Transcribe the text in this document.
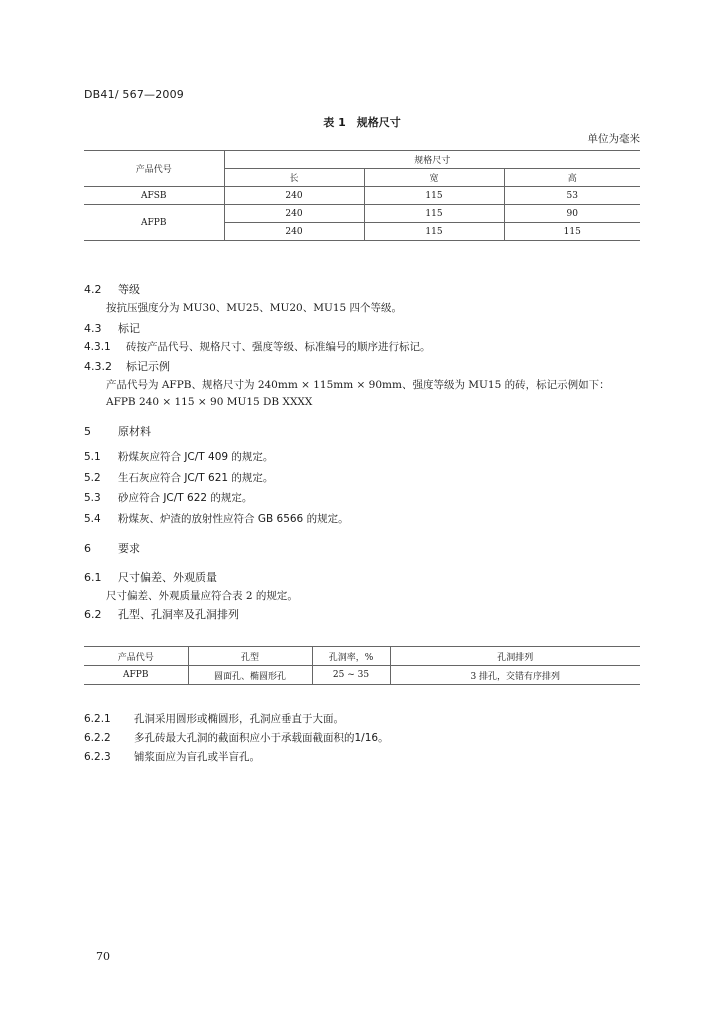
DB41/ 567—2009
表 1　规格尺寸
单位为毫米
产品代号	规格尺寸		
	长	宽	高
AFSB	240	115	53
AFPB	240	115	90
	240	115	115
4.2 等级
按抗压强度分为 MU30、MU25、MU20、MU15 四个等级。
4.3 标记
4.3.1 砖按产品代号、规格尺寸、强度等级、标准编号的顺序进行标记。
4.3.2 标记示例
产品代号为 AFPB、规格尺寸为 240mm × 115mm × 90mm、强度等级为 MU15 的砖，标记示例如下：
AFPB 240 × 115 × 90 MU15 DB XXXX
5 原材料
5.1 粉煤灰应符合 JC/T 409 的规定。
5.2 生石灰应符合 JC/T 621 的规定。
5.3 砂应符合 JC/T 622 的规定。
5.4 粉煤灰、炉渣的放射性应符合 GB 6566 的规定。
6 要求
6.1 尺寸偏差、外观质量
尺寸偏差、外观质量应符合表 2 的规定。
6.2 孔型、孔洞率及孔洞排列
产品代号	孔型	孔洞率，%	孔洞排列
AFPB	圆面孔、椭圆形孔	25 ~ 35	3 排孔，交错有序排列
6.2.1 孔洞采用圆形或椭圆形，孔洞应垂直于大面。
6.2.2 多孔砖最大孔洞的截面积应小于承载面截面积的1/16。
6.2.3 铺浆面应为盲孔或半盲孔。
70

■ **WHAT IS ASKED**
Write the records above out again exactly, with no pictures in your copy.

■ **EXPECTED ANSWER**
Transcribe the text in this document.
DB41/ 567—2009
表 1　规格尺寸
单位为毫米
产品代号	规格尺寸		
	长	宽	高
AFSB	240	115	53
AFPB	240	115	90
	240	115	115
4.2 等级
按抗压强度分为 MU30、MU25、MU20、MU15 四个等级。
4.3 标记
4.3.1 砖按产品代号、规格尺寸、强度等级、标准编号的顺序进行标记。
4.3.2 标记示例
产品代号为 AFPB、规格尺寸为 240mm × 115mm × 90mm、强度等级为 MU15 的砖，标记示例如下：
AFPB 240 × 115 × 90 MU15 DB XXXX
5 原材料
5.1 粉煤灰应符合 JC/T 409 的规定。
5.2 生石灰应符合 JC/T 621 的规定。
5.3 砂应符合 JC/T 622 的规定。
5.4 粉煤灰、炉渣的放射性应符合 GB 6566 的规定。
6 要求
6.1 尺寸偏差、外观质量
尺寸偏差、外观质量应符合表 2 的规定。
6.2 孔型、孔洞率及孔洞排列
产品代号	孔型	孔洞率，%	孔洞排列
AFPB	圆面孔、椭圆形孔	25 ~ 35	3 排孔，交错有序排列
6.2.1 孔洞采用圆形或椭圆形，孔洞应垂直于大面。
6.2.2 多孔砖最大孔洞的截面积应小于承载面截面积的1/16。
6.2.3 铺浆面应为盲孔或半盲孔。
70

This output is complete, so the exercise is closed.